BEGIN

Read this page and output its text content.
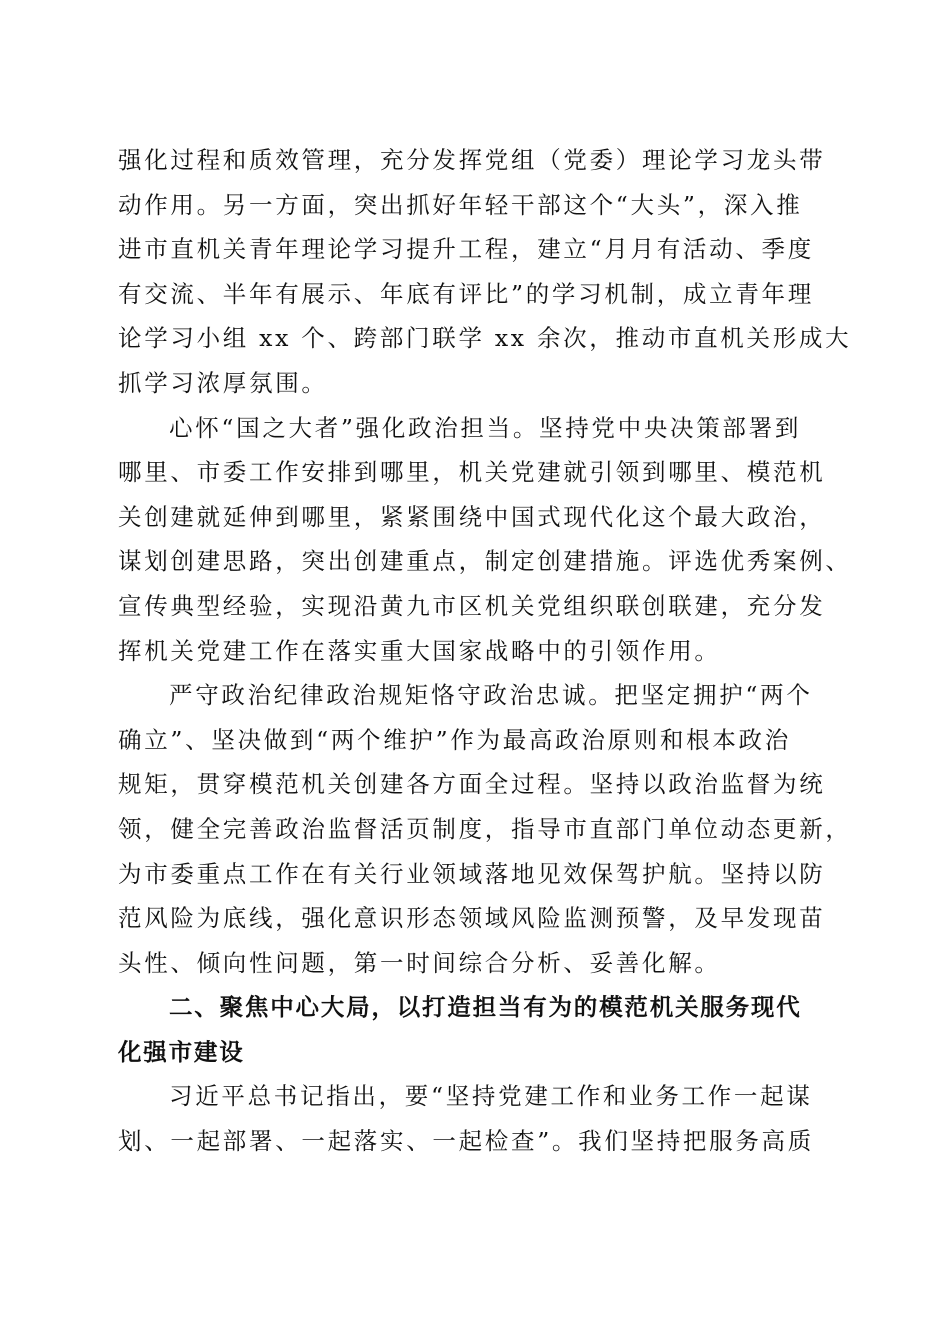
强化过程和质效管理，充分发挥党组（党委）理论学习龙头带
动作用。另一方面，突出抓好年轻干部这个“大头”，深入推
进市直机关青年理论学习提升工程，建立“月月有活动、季度
有交流、半年有展示、年底有评比”的学习机制，成立青年理
论学习小组 xx 个、跨部门联学 xx 余次，推动市直机关形成大
抓学习浓厚氛围。
心怀“国之大者”强化政治担当。坚持党中央决策部署到
哪里、市委工作安排到哪里，机关党建就引领到哪里、模范机
关创建就延伸到哪里，紧紧围绕中国式现代化这个最大政治，
谋划创建思路，突出创建重点，制定创建措施。评选优秀案例、
宣传典型经验，实现沿黄九市区机关党组织联创联建，充分发
挥机关党建工作在落实重大国家战略中的引领作用。
严守政治纪律政治规矩恪守政治忠诚。把坚定拥护“两个
确立”、坚决做到“两个维护”作为最高政治原则和根本政治
规矩，贯穿模范机关创建各方面全过程。坚持以政治监督为统
领，健全完善政治监督活页制度，指导市直部门单位动态更新，
为市委重点工作在有关行业领域落地见效保驾护航。坚持以防
范风险为底线，强化意识形态领域风险监测预警，及早发现苗
头性、倾向性问题，第一时间综合分析、妥善化解。
二、聚焦中心大局，以打造担当有为的模范机关服务现代
化强市建设
习近平总书记指出，要“坚持党建工作和业务工作一起谋
划、一起部署、一起落实、一起检查”。我们坚持把服务高质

END

→ Prompt:
Quote the records in their entirety, keeping the wording exact and excluding pictures.

→ The completed task:
Read this page and output its text content.
强化过程和质效管理，充分发挥党组（党委）理论学习龙头带
动作用。另一方面，突出抓好年轻干部这个“大头”，深入推
进市直机关青年理论学习提升工程，建立“月月有活动、季度
有交流、半年有展示、年底有评比”的学习机制，成立青年理
论学习小组 xx 个、跨部门联学 xx 余次，推动市直机关形成大
抓学习浓厚氛围。
心怀“国之大者”强化政治担当。坚持党中央决策部署到
哪里、市委工作安排到哪里，机关党建就引领到哪里、模范机
关创建就延伸到哪里，紧紧围绕中国式现代化这个最大政治，
谋划创建思路，突出创建重点，制定创建措施。评选优秀案例、
宣传典型经验，实现沿黄九市区机关党组织联创联建，充分发
挥机关党建工作在落实重大国家战略中的引领作用。
严守政治纪律政治规矩恪守政治忠诚。把坚定拥护“两个
确立”、坚决做到“两个维护”作为最高政治原则和根本政治
规矩，贯穿模范机关创建各方面全过程。坚持以政治监督为统
领，健全完善政治监督活页制度，指导市直部门单位动态更新，
为市委重点工作在有关行业领域落地见效保驾护航。坚持以防
范风险为底线，强化意识形态领域风险监测预警，及早发现苗
头性、倾向性问题，第一时间综合分析、妥善化解。
二、聚焦中心大局，以打造担当有为的模范机关服务现代
化强市建设
习近平总书记指出，要“坚持党建工作和业务工作一起谋
划、一起部署、一起落实、一起检查”。我们坚持把服务高质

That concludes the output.